| THE TASK |
From the entries that follow, pick out all lines holding "POOL".
-- BEGIN PROVIDED MATERIAL --
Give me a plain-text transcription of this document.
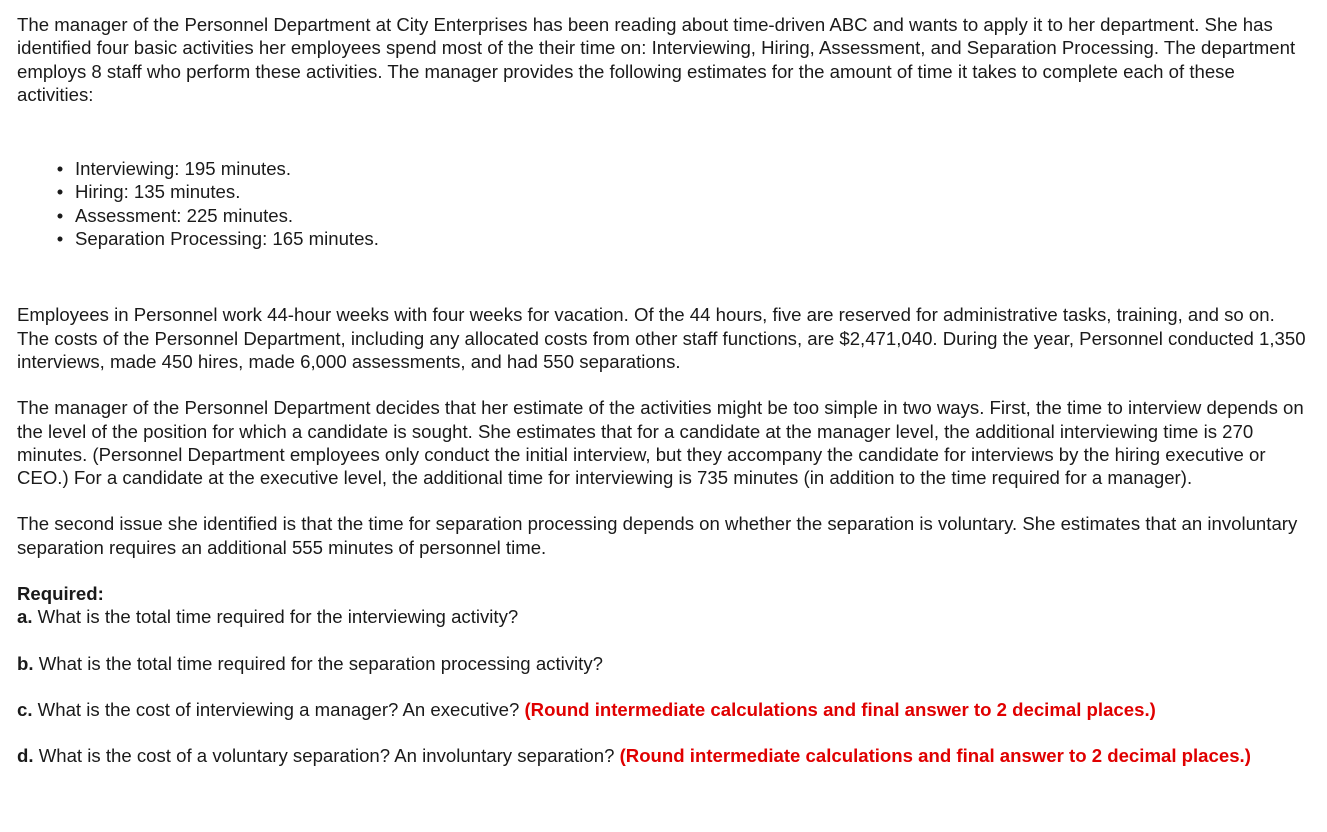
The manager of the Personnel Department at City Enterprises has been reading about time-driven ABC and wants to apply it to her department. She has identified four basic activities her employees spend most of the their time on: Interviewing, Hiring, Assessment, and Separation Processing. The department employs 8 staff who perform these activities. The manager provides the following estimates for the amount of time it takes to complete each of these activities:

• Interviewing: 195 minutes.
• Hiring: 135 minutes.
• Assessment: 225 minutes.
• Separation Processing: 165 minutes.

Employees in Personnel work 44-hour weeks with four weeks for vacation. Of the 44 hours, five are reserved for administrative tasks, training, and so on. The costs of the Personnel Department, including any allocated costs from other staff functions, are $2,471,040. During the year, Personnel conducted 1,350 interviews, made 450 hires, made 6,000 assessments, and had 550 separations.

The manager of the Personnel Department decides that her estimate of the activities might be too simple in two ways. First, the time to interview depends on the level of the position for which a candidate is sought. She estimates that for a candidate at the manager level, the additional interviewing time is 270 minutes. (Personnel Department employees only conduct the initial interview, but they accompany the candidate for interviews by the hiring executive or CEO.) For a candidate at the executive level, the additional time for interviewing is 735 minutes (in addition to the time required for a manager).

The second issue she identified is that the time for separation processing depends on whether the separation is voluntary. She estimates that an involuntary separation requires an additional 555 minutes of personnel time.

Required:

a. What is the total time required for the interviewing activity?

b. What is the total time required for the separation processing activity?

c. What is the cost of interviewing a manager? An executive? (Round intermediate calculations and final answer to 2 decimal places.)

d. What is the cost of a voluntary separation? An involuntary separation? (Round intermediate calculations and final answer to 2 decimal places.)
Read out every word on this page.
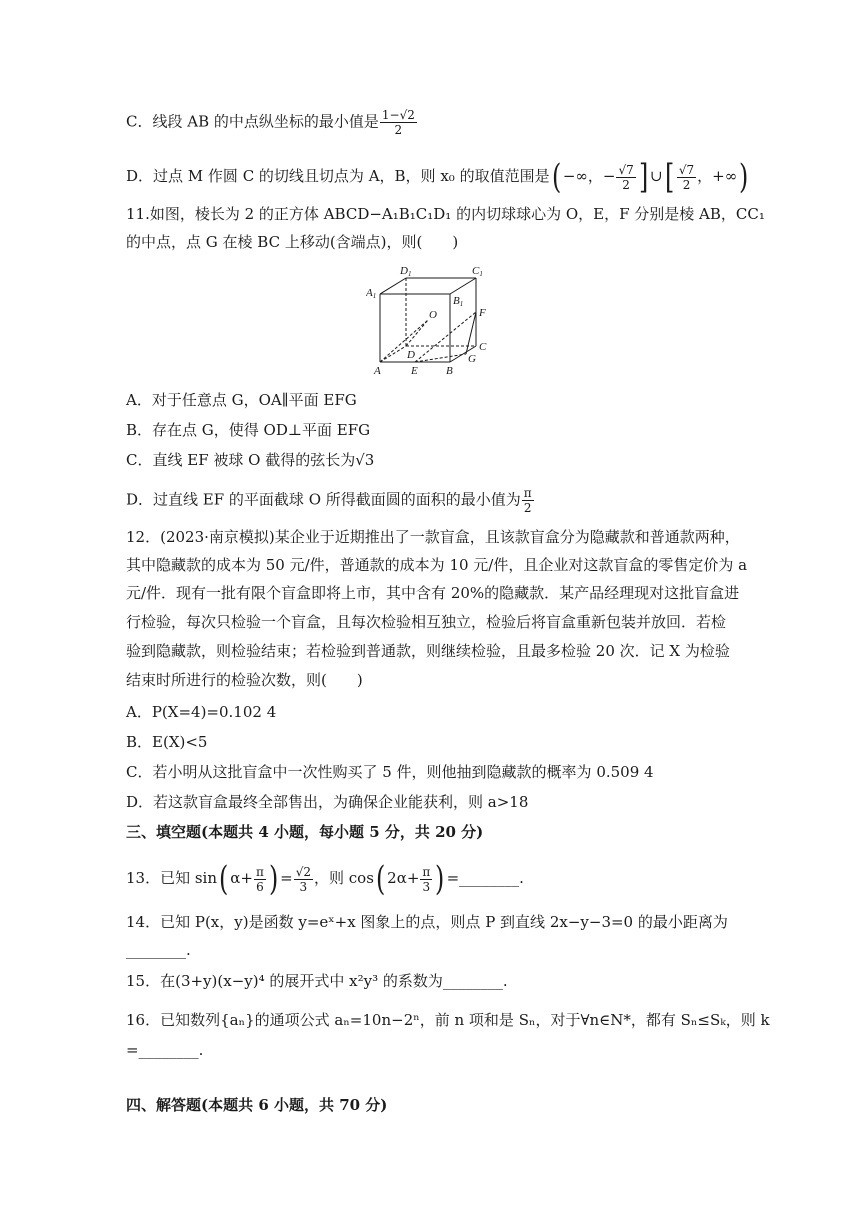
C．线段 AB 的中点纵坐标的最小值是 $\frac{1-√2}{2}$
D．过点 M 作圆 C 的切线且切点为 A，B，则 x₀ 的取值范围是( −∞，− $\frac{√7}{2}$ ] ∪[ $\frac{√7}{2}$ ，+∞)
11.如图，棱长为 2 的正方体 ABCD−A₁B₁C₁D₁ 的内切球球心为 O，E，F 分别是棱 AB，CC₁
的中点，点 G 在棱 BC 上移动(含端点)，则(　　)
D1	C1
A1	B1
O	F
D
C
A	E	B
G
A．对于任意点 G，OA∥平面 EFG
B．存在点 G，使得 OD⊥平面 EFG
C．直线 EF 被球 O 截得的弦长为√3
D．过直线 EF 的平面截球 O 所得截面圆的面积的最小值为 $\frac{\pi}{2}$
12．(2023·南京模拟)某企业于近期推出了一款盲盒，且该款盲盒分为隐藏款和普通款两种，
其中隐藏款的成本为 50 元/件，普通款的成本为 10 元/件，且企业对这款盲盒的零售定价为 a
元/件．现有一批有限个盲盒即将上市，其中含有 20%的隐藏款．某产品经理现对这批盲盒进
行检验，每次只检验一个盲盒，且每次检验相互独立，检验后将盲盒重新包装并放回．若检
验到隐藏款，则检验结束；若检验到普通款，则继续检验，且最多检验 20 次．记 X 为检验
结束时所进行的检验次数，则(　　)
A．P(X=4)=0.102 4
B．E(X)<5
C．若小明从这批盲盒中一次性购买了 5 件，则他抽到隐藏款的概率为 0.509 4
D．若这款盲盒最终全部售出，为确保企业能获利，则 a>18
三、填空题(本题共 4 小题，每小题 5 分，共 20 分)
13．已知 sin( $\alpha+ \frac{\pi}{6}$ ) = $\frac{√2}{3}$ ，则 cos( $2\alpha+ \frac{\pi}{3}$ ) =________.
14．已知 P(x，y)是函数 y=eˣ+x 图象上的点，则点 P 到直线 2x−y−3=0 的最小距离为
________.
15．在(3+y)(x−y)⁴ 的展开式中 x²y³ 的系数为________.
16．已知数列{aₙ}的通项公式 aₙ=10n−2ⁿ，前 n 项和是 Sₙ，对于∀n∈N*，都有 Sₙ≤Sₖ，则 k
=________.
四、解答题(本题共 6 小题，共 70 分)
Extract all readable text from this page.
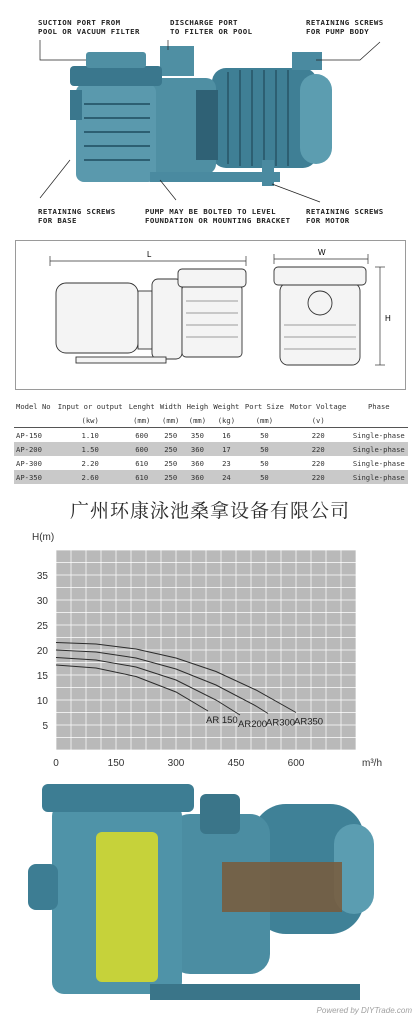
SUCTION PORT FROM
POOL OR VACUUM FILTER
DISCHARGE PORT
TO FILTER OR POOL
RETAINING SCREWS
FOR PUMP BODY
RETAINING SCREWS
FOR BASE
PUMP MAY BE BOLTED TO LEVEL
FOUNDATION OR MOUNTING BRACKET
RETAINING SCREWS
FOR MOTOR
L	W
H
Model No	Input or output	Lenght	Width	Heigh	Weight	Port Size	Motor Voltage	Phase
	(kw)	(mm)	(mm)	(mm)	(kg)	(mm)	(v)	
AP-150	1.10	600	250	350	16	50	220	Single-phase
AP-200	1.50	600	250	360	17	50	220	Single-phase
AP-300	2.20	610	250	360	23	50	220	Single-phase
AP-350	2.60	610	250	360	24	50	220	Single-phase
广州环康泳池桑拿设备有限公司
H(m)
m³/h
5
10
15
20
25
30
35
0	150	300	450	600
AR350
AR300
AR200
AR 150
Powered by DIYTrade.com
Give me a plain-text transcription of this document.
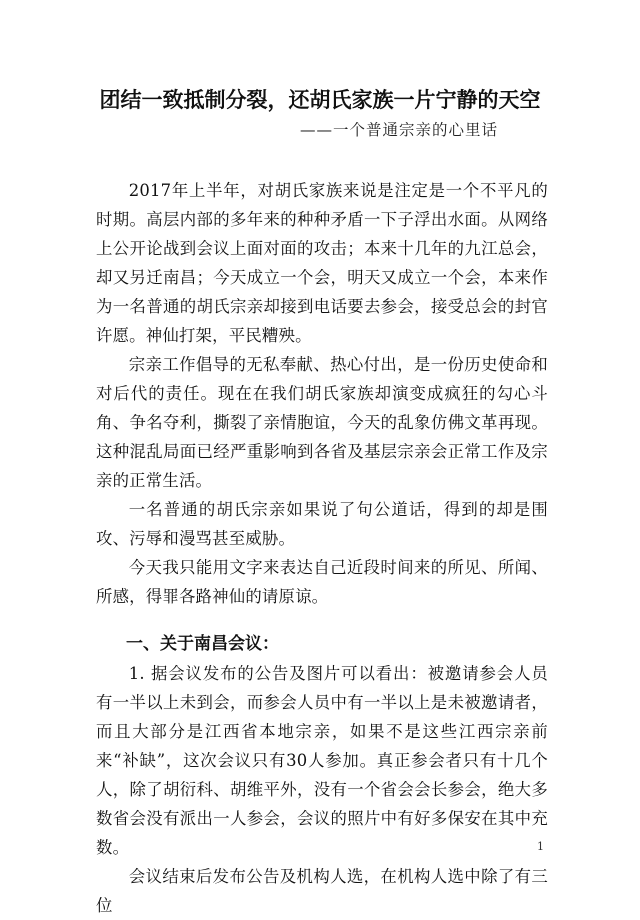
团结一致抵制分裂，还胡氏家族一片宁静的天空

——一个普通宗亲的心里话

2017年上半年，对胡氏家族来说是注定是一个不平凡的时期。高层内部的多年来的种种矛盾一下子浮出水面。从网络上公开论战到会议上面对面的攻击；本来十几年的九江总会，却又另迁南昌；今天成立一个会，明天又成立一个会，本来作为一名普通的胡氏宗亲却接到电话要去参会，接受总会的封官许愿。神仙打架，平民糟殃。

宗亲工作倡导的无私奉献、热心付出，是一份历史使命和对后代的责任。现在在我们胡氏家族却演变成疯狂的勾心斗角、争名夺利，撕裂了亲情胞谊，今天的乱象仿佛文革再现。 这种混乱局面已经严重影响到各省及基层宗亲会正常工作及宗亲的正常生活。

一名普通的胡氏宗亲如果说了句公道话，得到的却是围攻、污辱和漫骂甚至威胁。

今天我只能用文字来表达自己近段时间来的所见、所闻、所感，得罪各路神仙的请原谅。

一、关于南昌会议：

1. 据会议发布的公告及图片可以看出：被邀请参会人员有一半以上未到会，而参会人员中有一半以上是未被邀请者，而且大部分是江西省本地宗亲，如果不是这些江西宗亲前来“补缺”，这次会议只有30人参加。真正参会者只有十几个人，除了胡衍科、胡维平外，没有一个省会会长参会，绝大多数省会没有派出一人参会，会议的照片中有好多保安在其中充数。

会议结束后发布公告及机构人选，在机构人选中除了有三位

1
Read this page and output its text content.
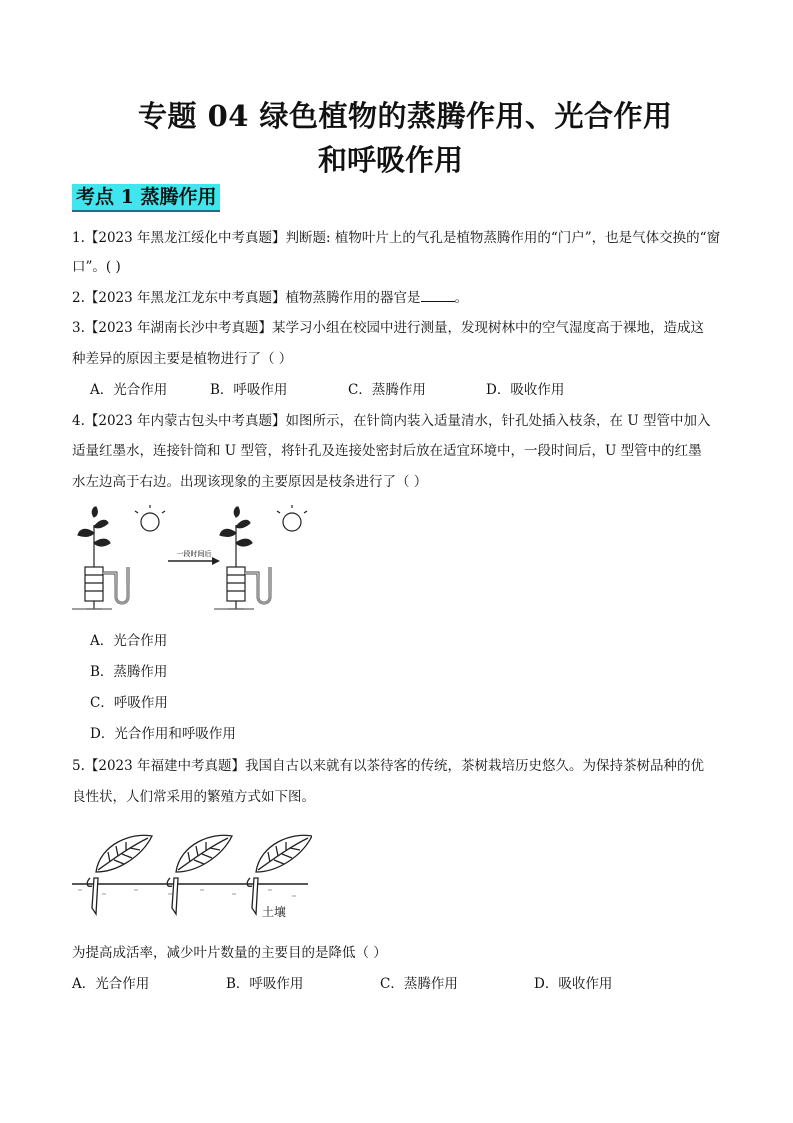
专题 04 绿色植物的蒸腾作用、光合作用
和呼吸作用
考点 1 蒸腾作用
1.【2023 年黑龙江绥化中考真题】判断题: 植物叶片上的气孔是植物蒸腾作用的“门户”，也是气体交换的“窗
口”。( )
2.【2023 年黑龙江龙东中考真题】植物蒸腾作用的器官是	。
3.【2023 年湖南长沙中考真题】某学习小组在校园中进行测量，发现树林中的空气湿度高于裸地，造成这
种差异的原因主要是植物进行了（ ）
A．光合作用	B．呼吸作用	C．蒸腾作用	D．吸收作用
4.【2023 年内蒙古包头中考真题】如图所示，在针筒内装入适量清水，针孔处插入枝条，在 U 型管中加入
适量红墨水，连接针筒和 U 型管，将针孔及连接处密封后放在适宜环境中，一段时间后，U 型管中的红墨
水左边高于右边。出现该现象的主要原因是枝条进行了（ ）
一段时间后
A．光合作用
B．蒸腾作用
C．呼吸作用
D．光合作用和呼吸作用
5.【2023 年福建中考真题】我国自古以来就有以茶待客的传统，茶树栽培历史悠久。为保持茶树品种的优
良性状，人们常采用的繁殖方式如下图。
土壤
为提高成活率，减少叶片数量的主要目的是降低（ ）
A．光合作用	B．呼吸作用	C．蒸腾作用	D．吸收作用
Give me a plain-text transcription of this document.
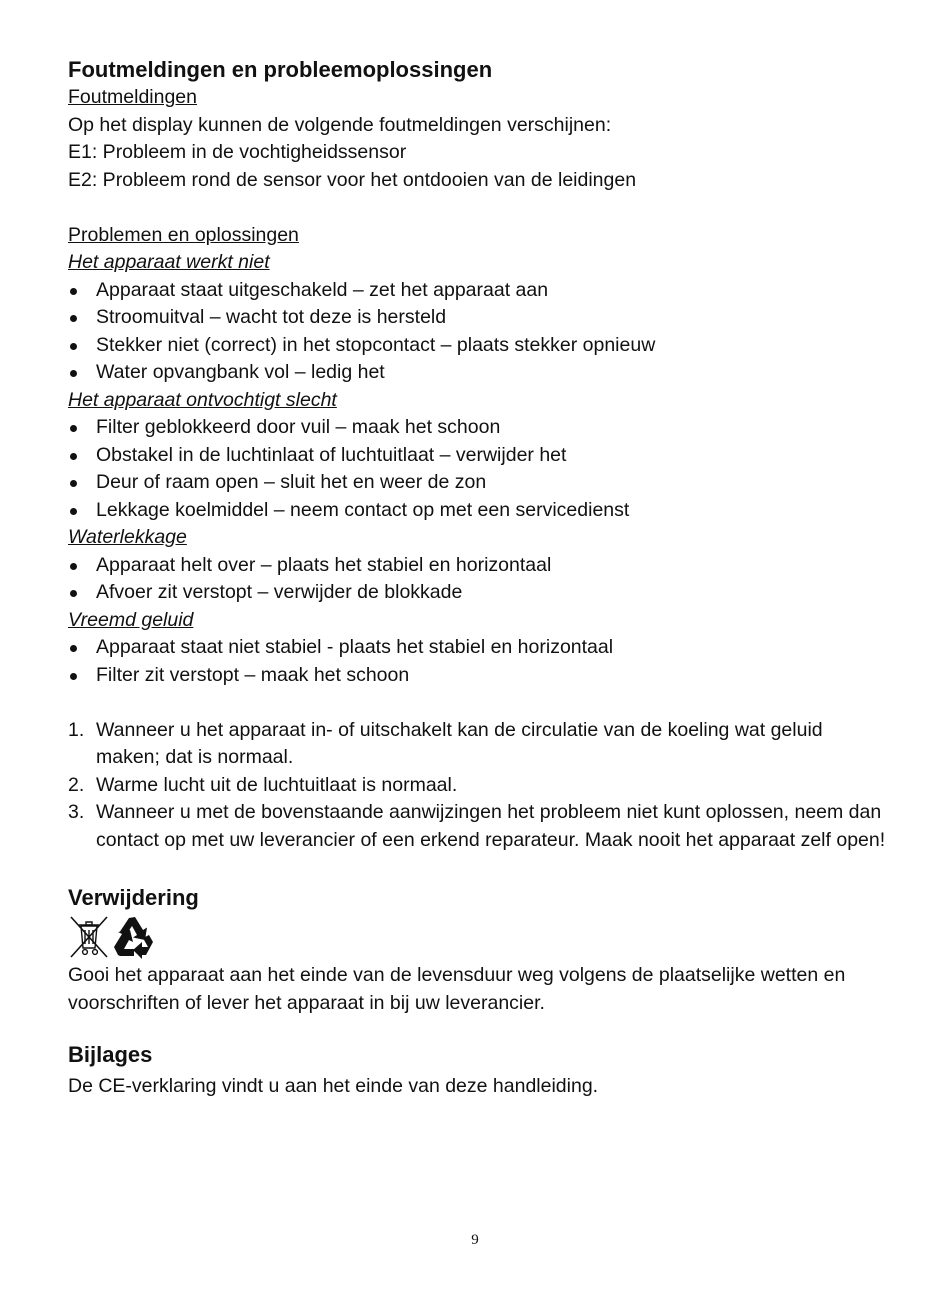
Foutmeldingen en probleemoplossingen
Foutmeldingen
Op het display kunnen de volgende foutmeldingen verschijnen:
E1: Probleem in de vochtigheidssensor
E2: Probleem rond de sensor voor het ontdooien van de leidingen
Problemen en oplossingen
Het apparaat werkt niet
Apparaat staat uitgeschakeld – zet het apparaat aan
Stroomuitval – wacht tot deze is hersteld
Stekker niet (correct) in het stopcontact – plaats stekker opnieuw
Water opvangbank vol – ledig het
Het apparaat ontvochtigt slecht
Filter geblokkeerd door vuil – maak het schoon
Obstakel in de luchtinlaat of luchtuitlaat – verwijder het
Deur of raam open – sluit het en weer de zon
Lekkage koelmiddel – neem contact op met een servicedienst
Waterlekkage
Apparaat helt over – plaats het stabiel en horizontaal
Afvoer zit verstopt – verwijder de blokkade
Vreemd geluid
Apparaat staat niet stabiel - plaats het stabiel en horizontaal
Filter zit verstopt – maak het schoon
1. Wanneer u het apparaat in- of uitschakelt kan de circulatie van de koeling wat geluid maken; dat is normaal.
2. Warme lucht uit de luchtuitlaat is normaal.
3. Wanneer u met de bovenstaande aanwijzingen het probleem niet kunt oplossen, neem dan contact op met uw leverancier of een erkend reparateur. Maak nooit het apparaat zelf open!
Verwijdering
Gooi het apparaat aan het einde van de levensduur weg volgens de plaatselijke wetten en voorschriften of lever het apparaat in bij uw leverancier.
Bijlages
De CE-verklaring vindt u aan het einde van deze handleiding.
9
-- END PROVIDED MATERIAL --
| RESPONSE BELOW |
POOL OR VACUUM FILTER
TO FILTER OR POOL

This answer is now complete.